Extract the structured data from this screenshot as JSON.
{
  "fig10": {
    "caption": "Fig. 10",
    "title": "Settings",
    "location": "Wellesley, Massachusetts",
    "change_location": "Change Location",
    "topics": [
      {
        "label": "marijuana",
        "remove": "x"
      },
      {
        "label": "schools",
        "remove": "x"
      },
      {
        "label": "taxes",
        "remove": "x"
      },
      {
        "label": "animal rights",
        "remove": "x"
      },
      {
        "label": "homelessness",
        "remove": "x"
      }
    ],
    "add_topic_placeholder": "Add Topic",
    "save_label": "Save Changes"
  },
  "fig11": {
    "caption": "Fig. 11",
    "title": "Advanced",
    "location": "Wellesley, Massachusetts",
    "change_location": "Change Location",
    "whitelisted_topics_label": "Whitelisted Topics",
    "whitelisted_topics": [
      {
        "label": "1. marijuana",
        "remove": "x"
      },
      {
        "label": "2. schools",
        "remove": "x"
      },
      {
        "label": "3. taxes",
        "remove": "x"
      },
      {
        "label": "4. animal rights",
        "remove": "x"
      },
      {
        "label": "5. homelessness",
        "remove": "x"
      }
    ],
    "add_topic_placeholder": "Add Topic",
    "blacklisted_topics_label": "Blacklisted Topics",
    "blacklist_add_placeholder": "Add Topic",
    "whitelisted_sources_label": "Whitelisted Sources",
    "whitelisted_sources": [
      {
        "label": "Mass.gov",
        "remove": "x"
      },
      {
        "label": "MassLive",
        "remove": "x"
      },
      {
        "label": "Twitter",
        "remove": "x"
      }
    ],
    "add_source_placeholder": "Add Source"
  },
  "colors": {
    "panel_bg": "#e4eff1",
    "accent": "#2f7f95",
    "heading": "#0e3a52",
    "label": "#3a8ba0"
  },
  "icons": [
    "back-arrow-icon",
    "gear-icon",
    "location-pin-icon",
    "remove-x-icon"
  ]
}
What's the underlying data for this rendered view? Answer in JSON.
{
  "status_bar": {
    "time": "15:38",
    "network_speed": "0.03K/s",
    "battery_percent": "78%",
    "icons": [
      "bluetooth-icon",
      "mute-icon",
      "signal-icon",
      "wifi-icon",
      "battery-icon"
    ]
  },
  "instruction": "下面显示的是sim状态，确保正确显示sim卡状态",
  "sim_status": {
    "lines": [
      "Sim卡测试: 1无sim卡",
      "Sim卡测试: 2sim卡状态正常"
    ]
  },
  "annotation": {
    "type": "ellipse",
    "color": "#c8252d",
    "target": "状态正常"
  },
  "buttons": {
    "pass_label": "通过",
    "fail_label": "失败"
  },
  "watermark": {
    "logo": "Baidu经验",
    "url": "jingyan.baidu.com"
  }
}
------------------------------------------------------------------------
[Exercise requirements] Filter the data for the string "homelessness" and copy every line that has it.

[Exercise output]
        "label": "homelessness",
        "label": "5. homelessness",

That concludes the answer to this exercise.